TASK OBJECTIVE
Find the string "text" in the data, then copy every line where it is found.

Extracted data entries
**********

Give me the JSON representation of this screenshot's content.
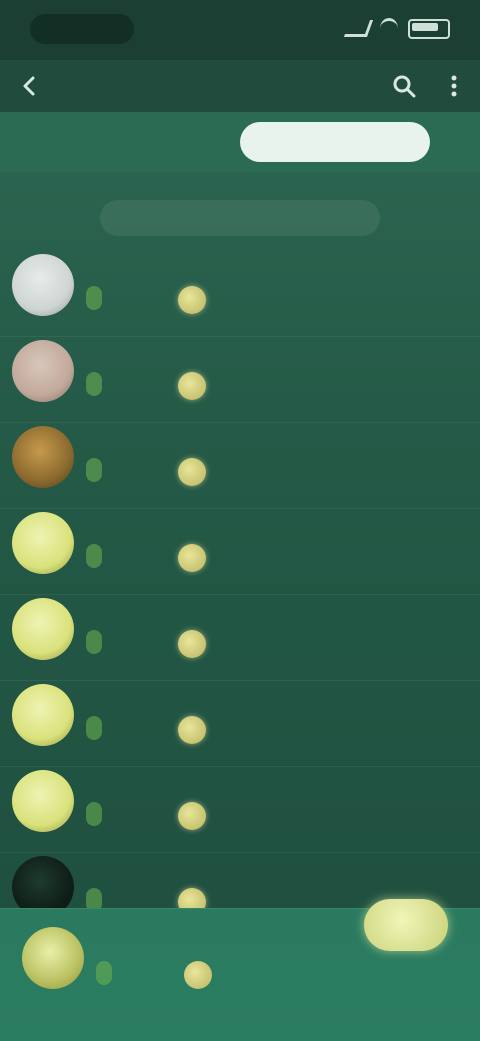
{
  "status_bar": {
    "time": "",
    "battery": ""
  },
  "app_bar": {
    "title": ""
  },
  "tabs": [
    {
      "label": ""
    },
    {
      "label": ""
    }
  ],
  "section": {
    "label": ""
  },
  "rows": [
    {
      "name": "",
      "price": "",
      "meta_top": "",
      "meta_bottom": "",
      "avatar_color": "#cfd5d2"
    },
    {
      "name": "",
      "price": "",
      "meta_top": "",
      "meta_bottom": "",
      "avatar_color": "#c2a99b"
    },
    {
      "name": "",
      "price": "",
      "meta_top": "",
      "meta_bottom": "",
      "avatar_color": "#8b6a2f"
    },
    {
      "name": "",
      "price": "",
      "meta_top": "",
      "meta_bottom": "",
      "avatar_color": "#d9e27c"
    },
    {
      "name": "",
      "price": "",
      "meta_top": "",
      "meta_bottom": "",
      "avatar_color": "#d9e27c"
    },
    {
      "name": "",
      "price": "",
      "meta_top": "",
      "meta_bottom": "",
      "avatar_color": "#d9e27c"
    },
    {
      "name": "",
      "price": "",
      "meta_top": "",
      "meta_bottom": "",
      "avatar_color": "#d9e27c"
    },
    {
      "name": "",
      "price": "",
      "meta_top": "",
      "meta_bottom": "",
      "avatar_color": "#0f1f18"
    }
  ],
  "now_playing": {
    "name": "",
    "price": "",
    "meta": "",
    "button": ""
  },
  "colors": {
    "accent": "#2a6b52",
    "background": "#245a47"
  },
  "icons": {
    "back": "back-arrow-icon",
    "search": "search-icon",
    "more": "more-icon",
    "coin": "coin-icon"
  }
}
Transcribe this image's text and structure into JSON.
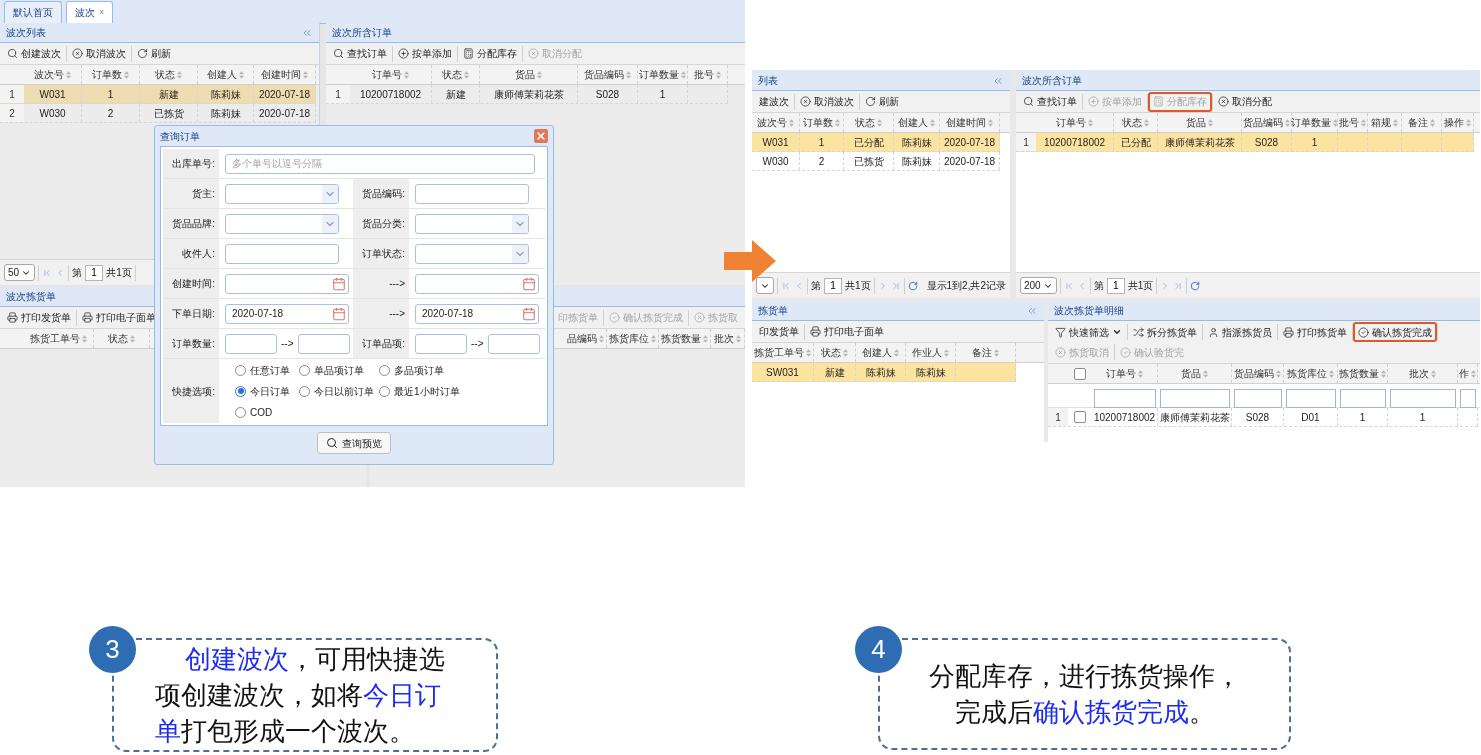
{
  "left_screen": {
    "tabs": [
      {
        "label": "默认首页",
        "selected": false,
        "closable": false
      },
      {
        "label": "波次",
        "selected": true,
        "closable": true
      }
    ],
    "close_glyph": "×",
    "wave_panel": {
      "title": "波次列表",
      "toolbar": [
        {
          "label": "创建波次",
          "kind": "search",
          "disabled": false
        },
        {
          "label": "取消波次",
          "kind": "cancel",
          "disabled": false
        },
        {
          "label": "刷新",
          "kind": "refresh",
          "disabled": false
        }
      ],
      "columns": [
        "波次号",
        "订单数",
        "状态",
        "创建人",
        "创建时间"
      ],
      "rows": [
        {
          "num": "1",
          "cells": [
            "W031",
            "1",
            "新建",
            "陈莉妹",
            "2020-07-18"
          ],
          "selected": true
        },
        {
          "num": "2",
          "cells": [
            "W030",
            "2",
            "已拣货",
            "陈莉妹",
            "2020-07-18"
          ],
          "selected": false
        }
      ],
      "pager": {
        "size": "50",
        "page_label": "第",
        "page": "1",
        "total": "共1页"
      }
    },
    "orders_panel": {
      "title": "波次所含订单",
      "toolbar": [
        {
          "label": "查找订单",
          "kind": "search",
          "disabled": false
        },
        {
          "label": "按单添加",
          "kind": "plus",
          "disabled": false
        },
        {
          "label": "分配库存",
          "kind": "calculator",
          "disabled": false
        },
        {
          "label": "取消分配",
          "kind": "cancel",
          "disabled": true
        }
      ],
      "columns": [
        "订单号",
        "状态",
        "货品",
        "货品编码",
        "订单数量",
        "批号"
      ],
      "rows": [
        {
          "num": "1",
          "cells": [
            "10200718002",
            "新建",
            "康师傅茉莉花茶",
            "S028",
            "1"
          ],
          "selected": false
        }
      ]
    },
    "pick_panel": {
      "title": "波次拣货单",
      "toolbar": [
        {
          "label": "打印发货单",
          "kind": "print",
          "disabled": false
        },
        {
          "label": "打印电子面单",
          "kind": "print",
          "disabled": false
        }
      ],
      "columns": [
        "拣货工单号",
        "状态"
      ]
    },
    "detail_panel": {
      "toolbar": [
        {
          "label": "印拣货单",
          "kind": "none",
          "disabled": true
        },
        {
          "label": "确认拣货完成",
          "kind": "check",
          "disabled": true
        },
        {
          "label": "拣货取",
          "kind": "cancel",
          "disabled": true
        }
      ],
      "columns": [
        "品编码",
        "拣货库位",
        "拣货数量",
        "批次"
      ]
    },
    "dialog": {
      "title": "查询订单",
      "rows": [
        {
          "kind": "full",
          "label": "出库单号:",
          "field": {
            "kind": "text",
            "placeholder": "多个单号以逗号分隔"
          }
        },
        {
          "kind": "pair",
          "items": [
            {
              "label": "货主:",
              "field": {
                "kind": "select"
              }
            },
            {
              "label": "货品编码:",
              "field": {
                "kind": "text"
              }
            }
          ]
        },
        {
          "kind": "pair",
          "items": [
            {
              "label": "货品品牌:",
              "field": {
                "kind": "select"
              }
            },
            {
              "label": "货品分类:",
              "field": {
                "kind": "select"
              }
            }
          ]
        },
        {
          "kind": "pair",
          "items": [
            {
              "label": "收件人:",
              "field": {
                "kind": "text"
              }
            },
            {
              "label": "订单状态:",
              "field": {
                "kind": "select"
              }
            }
          ]
        },
        {
          "kind": "pair",
          "items": [
            {
              "label": "创建时间:",
              "field": {
                "kind": "date"
              }
            },
            {
              "label": "--->",
              "field": {
                "kind": "date"
              }
            }
          ]
        },
        {
          "kind": "pair",
          "items": [
            {
              "label": "下单日期:",
              "field": {
                "kind": "date",
                "value": "2020-07-18"
              }
            },
            {
              "label": "--->",
              "field": {
                "kind": "date",
                "value": "2020-07-18"
              }
            }
          ]
        },
        {
          "kind": "pair",
          "items": [
            {
              "label": "订单数量:",
              "field": {
                "kind": "range",
                "separator": "-->"
              }
            },
            {
              "label": "订单品项:",
              "field": {
                "kind": "range",
                "separator": "-->"
              }
            }
          ]
        },
        {
          "kind": "radios",
          "label": "快捷选项:",
          "options": [
            {
              "label": "任意订单",
              "selected": false
            },
            {
              "label": "单品项订单",
              "selected": false
            },
            {
              "label": "多品项订单",
              "selected": false
            },
            {
              "label": "今日订单",
              "selected": true
            },
            {
              "label": "今日以前订单",
              "selected": false
            },
            {
              "label": "最近1小时订单",
              "selected": false
            },
            {
              "label": "COD",
              "selected": false
            }
          ]
        }
      ],
      "button": "查询预览"
    }
  },
  "right_screen": {
    "wave_panel": {
      "title": "列表",
      "toolbar": [
        {
          "label": "建波次",
          "kind": "none",
          "disabled": false
        },
        {
          "label": "取消波次",
          "kind": "cancel",
          "disabled": false
        },
        {
          "label": "刷新",
          "kind": "refresh",
          "disabled": false
        }
      ],
      "columns": [
        "波次号",
        "订单数",
        "状态",
        "创建人",
        "创建时间"
      ],
      "rows": [
        {
          "cells": [
            "W031",
            "1",
            "已分配",
            "陈莉妹",
            "2020-07-18"
          ],
          "selected": true
        },
        {
          "cells": [
            "W030",
            "2",
            "已拣货",
            "陈莉妹",
            "2020-07-18"
          ],
          "selected": false
        }
      ],
      "pager": {
        "page_label": "第",
        "page": "1",
        "total": "共1页",
        "info": "显示1到2,共2记录"
      }
    },
    "orders_panel": {
      "title": "波次所含订单",
      "toolbar": [
        {
          "label": "查找订单",
          "kind": "search",
          "disabled": false,
          "highlighted": false
        },
        {
          "label": "按单添加",
          "kind": "plus",
          "disabled": true,
          "highlighted": false
        },
        {
          "label": "分配库存",
          "kind": "calculator",
          "disabled": true,
          "highlighted": true
        },
        {
          "label": "取消分配",
          "kind": "cancel",
          "disabled": false,
          "highlighted": false
        }
      ],
      "columns": [
        "订单号",
        "状态",
        "货品",
        "货品编码",
        "订单数量",
        "批号",
        "箱规",
        "备注",
        "操作"
      ],
      "rows": [
        {
          "num": "1",
          "cells": [
            "10200718002",
            "已分配",
            "康师傅茉莉花茶",
            "S028",
            "1"
          ],
          "selected": true
        }
      ],
      "pager": {
        "size": "200",
        "page_label": "第",
        "page": "1",
        "total": "共1页"
      }
    },
    "pick_panel": {
      "title": "拣货单",
      "toolbar": [
        {
          "label": "印发货单",
          "kind": "none",
          "disabled": false
        },
        {
          "label": "打印电子面单",
          "kind": "print",
          "disabled": false
        }
      ],
      "columns": [
        "拣货工单号",
        "状态",
        "创建人",
        "作业人",
        "备注"
      ],
      "rows": [
        {
          "cells": [
            "SW031",
            "新建",
            "陈莉妹",
            "陈莉妹"
          ],
          "selected": true
        }
      ]
    },
    "detail_panel": {
      "title": "波次拣货单明细",
      "toolbar": [
        {
          "label": "快速筛选",
          "kind": "filter",
          "disabled": false,
          "highlighted": false,
          "dropdown": true
        },
        {
          "label": "拆分拣货单",
          "kind": "split",
          "disabled": false,
          "highlighted": false,
          "dropdown": false
        },
        {
          "label": "指派拣货员",
          "kind": "user",
          "disabled": false,
          "highlighted": false,
          "dropdown": false
        },
        {
          "label": "打印拣货单",
          "kind": "print",
          "disabled": false,
          "highlighted": false,
          "dropdown": false
        },
        {
          "label": "确认拣货完成",
          "kind": "check",
          "disabled": false,
          "highlighted": true,
          "dropdown": false
        },
        {
          "label": "拣货取消",
          "kind": "cancel",
          "disabled": true,
          "highlighted": false,
          "dropdown": false
        },
        {
          "label": "确认验货完",
          "kind": "check",
          "disabled": true,
          "highlighted": false,
          "dropdown": false
        }
      ],
      "header_checked": false,
      "columns": [
        "订单号",
        "货品",
        "货品编码",
        "拣货库位",
        "拣货数量",
        "批次",
        "作"
      ],
      "rows": [
        {
          "num": "1",
          "checked": false,
          "cells": [
            "10200718002",
            "康师傅茉莉花茶",
            "S028",
            "D01",
            "1",
            "1"
          ],
          "selected": false
        }
      ]
    }
  },
  "callouts": [
    {
      "number": "3",
      "segments": [
        {
          "text": "创建波次",
          "accent": true
        },
        {
          "text": "，可用快捷选项创建波次，如将",
          "accent": false
        },
        {
          "text": "今日订单",
          "accent": true
        },
        {
          "text": "打包形成一个波次。",
          "accent": false
        }
      ]
    },
    {
      "number": "4",
      "segments": [
        {
          "text": "分配库存，进行拣货操作，完成后",
          "accent": false
        },
        {
          "text": "确认拣货完成",
          "accent": true
        },
        {
          "text": "。",
          "accent": false
        }
      ]
    }
  ]
}
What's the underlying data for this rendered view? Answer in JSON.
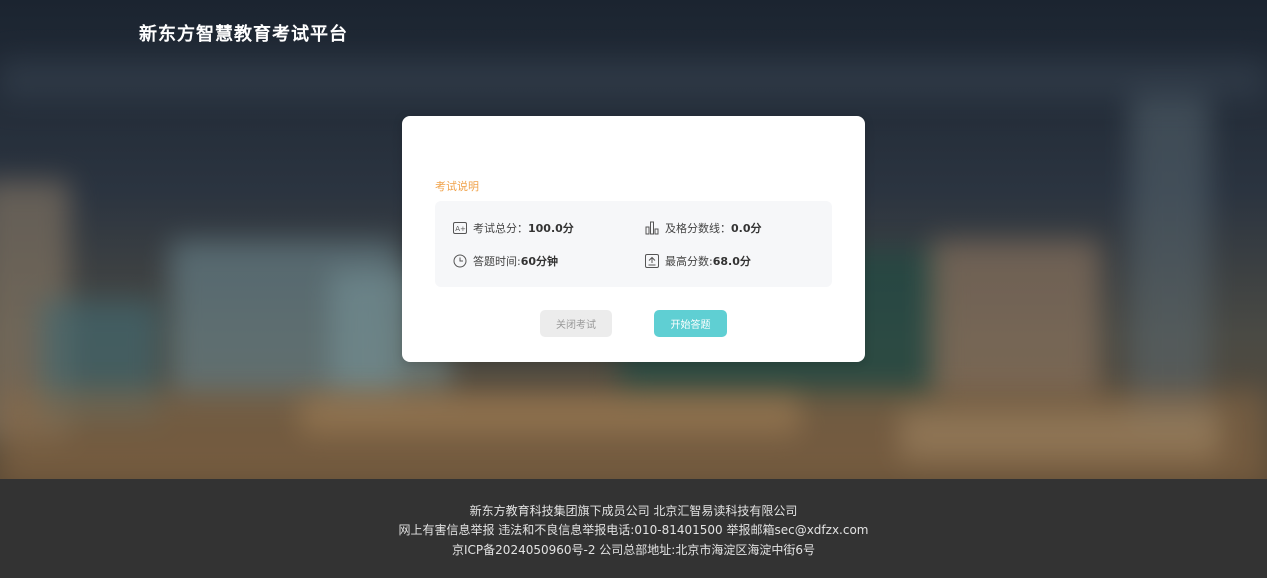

**********

EXERCISE RESPONSE
Transcribe this image's text and structure into JSON.
            "kind": "text",
                "kind": "text"
                "kind": "text"
          "text": "创建波次",
          "text": "，可用快捷选项创建波次，如将",
          "text": "今日订单",
          "text": "打包形成一个波次。",
          "text": "分配库存，进行拣货操作，完成后",
          "text": "确认拣货完成",
          "text": "。",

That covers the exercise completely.